### What is expected
Copy out every line of the records where the string "FXCM" occurs.

### Dataset content
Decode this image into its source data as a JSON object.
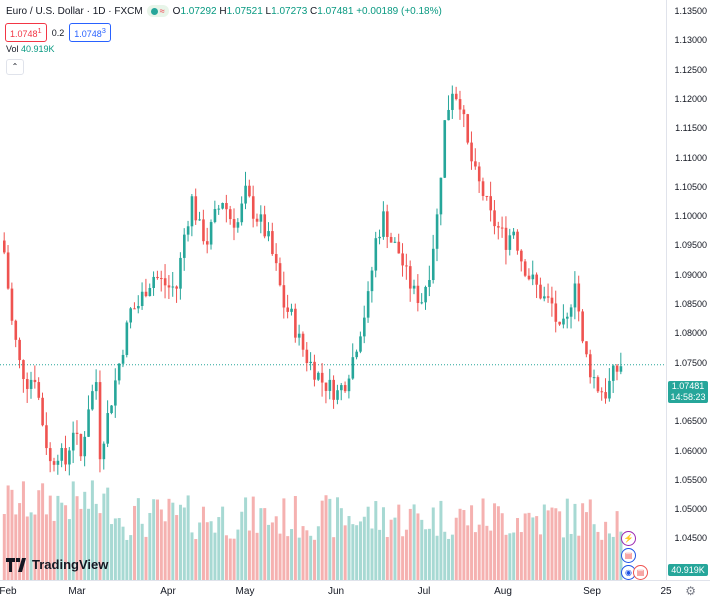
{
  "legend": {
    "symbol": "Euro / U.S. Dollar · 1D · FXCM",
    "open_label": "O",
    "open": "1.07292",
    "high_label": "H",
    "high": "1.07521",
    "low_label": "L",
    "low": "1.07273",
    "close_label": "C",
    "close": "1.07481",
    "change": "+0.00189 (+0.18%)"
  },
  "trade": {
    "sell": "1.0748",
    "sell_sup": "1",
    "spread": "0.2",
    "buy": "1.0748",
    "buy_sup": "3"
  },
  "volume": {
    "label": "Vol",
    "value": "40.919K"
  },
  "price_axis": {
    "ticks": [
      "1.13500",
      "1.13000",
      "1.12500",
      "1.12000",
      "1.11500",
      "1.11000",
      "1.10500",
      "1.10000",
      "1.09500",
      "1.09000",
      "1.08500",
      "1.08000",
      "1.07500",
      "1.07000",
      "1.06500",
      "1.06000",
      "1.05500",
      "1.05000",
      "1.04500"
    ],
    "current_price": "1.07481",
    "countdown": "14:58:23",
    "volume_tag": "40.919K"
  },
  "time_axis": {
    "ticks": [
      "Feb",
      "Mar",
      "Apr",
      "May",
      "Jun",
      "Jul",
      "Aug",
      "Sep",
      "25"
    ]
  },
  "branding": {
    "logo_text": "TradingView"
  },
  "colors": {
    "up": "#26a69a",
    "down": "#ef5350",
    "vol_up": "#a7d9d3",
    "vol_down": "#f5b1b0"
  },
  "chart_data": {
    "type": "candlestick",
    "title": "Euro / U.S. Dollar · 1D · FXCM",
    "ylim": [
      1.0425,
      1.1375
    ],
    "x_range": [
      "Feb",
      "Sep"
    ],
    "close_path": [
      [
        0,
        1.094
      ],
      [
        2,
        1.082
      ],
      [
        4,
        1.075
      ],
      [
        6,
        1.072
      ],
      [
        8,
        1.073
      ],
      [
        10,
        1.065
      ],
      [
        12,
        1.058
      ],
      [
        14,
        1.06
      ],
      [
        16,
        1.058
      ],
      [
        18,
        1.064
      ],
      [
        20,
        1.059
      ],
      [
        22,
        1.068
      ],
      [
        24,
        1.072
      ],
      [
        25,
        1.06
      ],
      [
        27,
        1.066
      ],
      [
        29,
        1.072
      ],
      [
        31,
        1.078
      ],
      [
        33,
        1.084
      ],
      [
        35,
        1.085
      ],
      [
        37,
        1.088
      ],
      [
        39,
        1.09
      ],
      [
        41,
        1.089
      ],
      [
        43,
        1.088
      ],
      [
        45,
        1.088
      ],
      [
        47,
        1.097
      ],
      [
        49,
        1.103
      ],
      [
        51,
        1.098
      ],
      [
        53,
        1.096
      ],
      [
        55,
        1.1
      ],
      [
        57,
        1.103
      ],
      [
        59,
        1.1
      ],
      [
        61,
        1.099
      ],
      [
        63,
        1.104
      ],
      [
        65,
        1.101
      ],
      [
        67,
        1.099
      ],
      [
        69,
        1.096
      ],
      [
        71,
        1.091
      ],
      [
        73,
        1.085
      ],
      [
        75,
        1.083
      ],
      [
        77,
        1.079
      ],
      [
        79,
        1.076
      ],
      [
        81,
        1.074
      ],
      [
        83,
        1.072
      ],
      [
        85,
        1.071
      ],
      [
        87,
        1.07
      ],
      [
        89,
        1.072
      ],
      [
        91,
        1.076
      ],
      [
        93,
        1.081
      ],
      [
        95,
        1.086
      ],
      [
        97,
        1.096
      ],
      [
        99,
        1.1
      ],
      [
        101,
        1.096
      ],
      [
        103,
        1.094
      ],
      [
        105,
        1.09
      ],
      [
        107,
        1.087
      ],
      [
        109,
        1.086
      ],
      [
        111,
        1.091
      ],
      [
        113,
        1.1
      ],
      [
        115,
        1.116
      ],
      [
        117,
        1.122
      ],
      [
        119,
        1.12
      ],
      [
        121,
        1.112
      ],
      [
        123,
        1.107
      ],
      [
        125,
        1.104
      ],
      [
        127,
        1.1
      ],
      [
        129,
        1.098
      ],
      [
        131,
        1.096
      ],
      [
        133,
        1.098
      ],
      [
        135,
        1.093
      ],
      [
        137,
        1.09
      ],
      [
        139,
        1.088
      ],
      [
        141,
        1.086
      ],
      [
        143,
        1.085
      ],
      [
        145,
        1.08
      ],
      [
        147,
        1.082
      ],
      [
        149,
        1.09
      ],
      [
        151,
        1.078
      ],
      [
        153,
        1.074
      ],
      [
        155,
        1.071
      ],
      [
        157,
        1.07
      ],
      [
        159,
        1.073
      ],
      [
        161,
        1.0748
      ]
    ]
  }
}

==

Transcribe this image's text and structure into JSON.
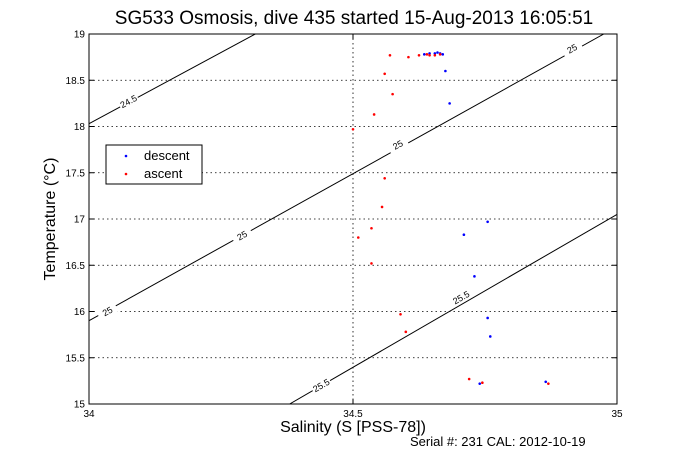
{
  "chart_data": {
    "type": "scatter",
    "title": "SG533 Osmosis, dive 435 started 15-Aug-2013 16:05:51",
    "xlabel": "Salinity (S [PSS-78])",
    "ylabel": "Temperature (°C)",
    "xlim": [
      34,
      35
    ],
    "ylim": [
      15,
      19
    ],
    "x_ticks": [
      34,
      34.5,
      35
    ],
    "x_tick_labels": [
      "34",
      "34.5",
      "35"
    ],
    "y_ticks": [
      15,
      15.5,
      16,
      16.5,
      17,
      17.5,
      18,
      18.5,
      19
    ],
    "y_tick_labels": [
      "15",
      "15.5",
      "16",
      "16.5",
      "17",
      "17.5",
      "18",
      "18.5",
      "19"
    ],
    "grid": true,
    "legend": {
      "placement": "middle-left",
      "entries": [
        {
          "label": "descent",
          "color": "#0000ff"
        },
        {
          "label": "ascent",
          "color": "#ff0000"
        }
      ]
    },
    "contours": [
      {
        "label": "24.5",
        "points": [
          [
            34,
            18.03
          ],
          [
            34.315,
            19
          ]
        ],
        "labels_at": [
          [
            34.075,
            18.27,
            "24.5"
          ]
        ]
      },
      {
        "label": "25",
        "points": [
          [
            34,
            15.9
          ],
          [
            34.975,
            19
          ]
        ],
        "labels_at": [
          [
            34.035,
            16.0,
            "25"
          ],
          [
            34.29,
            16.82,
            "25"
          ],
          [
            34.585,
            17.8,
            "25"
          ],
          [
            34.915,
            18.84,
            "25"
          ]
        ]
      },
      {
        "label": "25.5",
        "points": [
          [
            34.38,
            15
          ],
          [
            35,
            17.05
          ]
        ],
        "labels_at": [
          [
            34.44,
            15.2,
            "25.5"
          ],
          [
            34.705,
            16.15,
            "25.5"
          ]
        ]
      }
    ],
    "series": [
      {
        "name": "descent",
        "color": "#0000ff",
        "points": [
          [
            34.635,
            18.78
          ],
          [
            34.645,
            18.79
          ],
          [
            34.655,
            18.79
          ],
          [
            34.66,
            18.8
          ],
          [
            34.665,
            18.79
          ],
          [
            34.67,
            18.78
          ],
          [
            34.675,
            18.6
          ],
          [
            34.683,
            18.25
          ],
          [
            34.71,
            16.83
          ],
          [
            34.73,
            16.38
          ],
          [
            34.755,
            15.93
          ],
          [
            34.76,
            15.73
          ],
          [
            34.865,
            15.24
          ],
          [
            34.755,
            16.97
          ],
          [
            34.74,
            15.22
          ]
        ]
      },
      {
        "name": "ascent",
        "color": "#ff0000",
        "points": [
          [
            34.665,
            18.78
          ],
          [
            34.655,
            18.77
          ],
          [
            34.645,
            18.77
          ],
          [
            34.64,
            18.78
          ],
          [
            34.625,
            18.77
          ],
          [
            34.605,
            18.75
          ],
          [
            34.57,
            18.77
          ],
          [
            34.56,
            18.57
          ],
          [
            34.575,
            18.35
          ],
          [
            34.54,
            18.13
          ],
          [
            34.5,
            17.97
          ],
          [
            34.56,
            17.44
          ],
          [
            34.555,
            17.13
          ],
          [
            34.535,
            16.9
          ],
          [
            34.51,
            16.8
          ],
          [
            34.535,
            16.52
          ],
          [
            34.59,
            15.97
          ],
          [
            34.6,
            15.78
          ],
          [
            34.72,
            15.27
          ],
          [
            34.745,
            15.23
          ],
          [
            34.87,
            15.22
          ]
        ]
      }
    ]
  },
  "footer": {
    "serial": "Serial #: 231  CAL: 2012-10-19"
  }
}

### Solution for this problem
    "symbol": "Euro / U.S. Dollar · 1D · FXCM",
    "title": "Euro / U.S. Dollar · 1D · FXCM",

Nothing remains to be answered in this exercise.